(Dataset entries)
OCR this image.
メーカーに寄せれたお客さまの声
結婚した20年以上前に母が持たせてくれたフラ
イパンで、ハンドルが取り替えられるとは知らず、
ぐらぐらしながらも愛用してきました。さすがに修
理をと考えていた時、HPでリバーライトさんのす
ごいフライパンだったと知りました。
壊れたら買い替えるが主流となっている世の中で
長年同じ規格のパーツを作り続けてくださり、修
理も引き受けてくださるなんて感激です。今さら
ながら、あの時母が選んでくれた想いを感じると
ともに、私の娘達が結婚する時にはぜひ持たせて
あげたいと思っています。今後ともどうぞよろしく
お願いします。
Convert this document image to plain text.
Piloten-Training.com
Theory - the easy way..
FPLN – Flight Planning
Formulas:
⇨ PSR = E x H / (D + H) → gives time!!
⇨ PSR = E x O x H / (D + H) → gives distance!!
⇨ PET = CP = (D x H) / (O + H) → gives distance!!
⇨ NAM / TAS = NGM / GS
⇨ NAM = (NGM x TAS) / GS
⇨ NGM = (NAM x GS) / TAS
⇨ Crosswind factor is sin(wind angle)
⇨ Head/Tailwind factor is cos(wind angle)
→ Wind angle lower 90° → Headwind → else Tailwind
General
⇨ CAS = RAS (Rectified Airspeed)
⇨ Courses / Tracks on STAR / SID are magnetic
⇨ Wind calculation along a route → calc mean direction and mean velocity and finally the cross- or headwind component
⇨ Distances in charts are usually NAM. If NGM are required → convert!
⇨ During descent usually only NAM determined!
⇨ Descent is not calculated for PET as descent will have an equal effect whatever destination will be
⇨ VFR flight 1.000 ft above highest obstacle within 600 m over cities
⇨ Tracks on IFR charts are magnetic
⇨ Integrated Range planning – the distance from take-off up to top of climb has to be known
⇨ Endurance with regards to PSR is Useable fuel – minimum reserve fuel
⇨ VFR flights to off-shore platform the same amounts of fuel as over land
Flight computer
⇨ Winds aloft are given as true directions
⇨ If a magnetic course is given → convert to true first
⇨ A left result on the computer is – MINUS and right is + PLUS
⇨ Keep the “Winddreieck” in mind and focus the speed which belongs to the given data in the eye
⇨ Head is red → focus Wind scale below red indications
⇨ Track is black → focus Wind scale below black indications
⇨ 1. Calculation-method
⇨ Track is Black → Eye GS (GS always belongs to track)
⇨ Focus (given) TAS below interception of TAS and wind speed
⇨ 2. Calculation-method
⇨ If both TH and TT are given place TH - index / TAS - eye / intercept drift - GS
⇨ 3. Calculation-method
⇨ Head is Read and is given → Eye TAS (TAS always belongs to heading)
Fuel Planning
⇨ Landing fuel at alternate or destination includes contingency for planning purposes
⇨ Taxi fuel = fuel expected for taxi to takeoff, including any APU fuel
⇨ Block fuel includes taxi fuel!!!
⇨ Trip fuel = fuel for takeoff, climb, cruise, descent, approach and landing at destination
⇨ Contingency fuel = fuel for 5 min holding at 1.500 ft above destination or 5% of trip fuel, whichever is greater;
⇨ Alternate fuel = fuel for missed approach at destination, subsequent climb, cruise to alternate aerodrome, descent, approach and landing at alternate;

■ DIRECTION: Each line above must be reproduced exactly as it stands.

■ RESPONSE:
OCR this image.
メーカーに寄せれたお客さまの声
結婚した20年以上前に母が持たせてくれたフラ
イパンで、ハンドルが取り替えられるとは知らず、
ぐらぐらしながらも愛用してきました。さすがに修
理をと考えていた時、HPでリバーライトさんのす
ごいフライパンだったと知りました。
壊れたら買い替えるが主流となっている世の中で
長年同じ規格のパーツを作り続けてくださり、修
理も引き受けてくださるなんて感激です。今さら
ながら、あの時母が選んでくれた想いを感じると
ともに、私の娘達が結婚する時にはぜひ持たせて
あげたいと思っています。今後ともどうぞよろしく
お願いします。
Convert this document image to plain text.
Piloten-Training.com
Theory - the easy way..
FPLN – Flight Planning
Formulas:
⇨ PSR = E x H / (D + H) → gives time!!
⇨ PSR = E x O x H / (D + H) → gives distance!!
⇨ PET = CP = (D x H) / (O + H) → gives distance!!
⇨ NAM / TAS = NGM / GS
⇨ NAM = (NGM x TAS) / GS
⇨ NGM = (NAM x GS) / TAS
⇨ Crosswind factor is sin(wind angle)
⇨ Head/Tailwind factor is cos(wind angle)
→ Wind angle lower 90° → Headwind → else Tailwind
General
⇨ CAS = RAS (Rectified Airspeed)
⇨ Courses / Tracks on STAR / SID are magnetic
⇨ Wind calculation along a route → calc mean direction and mean velocity and finally the cross- or headwind component
⇨ Distances in charts are usually NAM. If NGM are required → convert!
⇨ During descent usually only NAM determined!
⇨ Descent is not calculated for PET as descent will have an equal effect whatever destination will be
⇨ VFR flight 1.000 ft above highest obstacle within 600 m over cities
⇨ Tracks on IFR charts are magnetic
⇨ Integrated Range planning – the distance from take-off up to top of climb has to be known
⇨ Endurance with regards to PSR is Useable fuel – minimum reserve fuel
⇨ VFR flights to off-shore platform the same amounts of fuel as over land
Flight computer
⇨ Winds aloft are given as true directions
⇨ If a magnetic course is given → convert to true first
⇨ A left result on the computer is – MINUS and right is + PLUS
⇨ Keep the “Winddreieck” in mind and focus the speed which belongs to the given data in the eye
⇨ Head is red → focus Wind scale below red indications
⇨ Track is black → focus Wind scale below black indications
⇨ 1. Calculation-method
⇨ Track is Black → Eye GS (GS always belongs to track)
⇨ Focus (given) TAS below interception of TAS and wind speed
⇨ 2. Calculation-method
⇨ If both TH and TT are given place TH - index / TAS - eye / intercept drift - GS
⇨ 3. Calculation-method
⇨ Head is Read and is given → Eye TAS (TAS always belongs to heading)
Fuel Planning
⇨ Landing fuel at alternate or destination includes contingency for planning purposes
⇨ Taxi fuel = fuel expected for taxi to takeoff, including any APU fuel
⇨ Block fuel includes taxi fuel!!!
⇨ Trip fuel = fuel for takeoff, climb, cruise, descent, approach and landing at destination
⇨ Contingency fuel = fuel for 5 min holding at 1.500 ft above destination or 5% of trip fuel, whichever is greater;
⇨ Alternate fuel = fuel for missed approach at destination, subsequent climb, cruise to alternate aerodrome, descent, approach and landing at alternate;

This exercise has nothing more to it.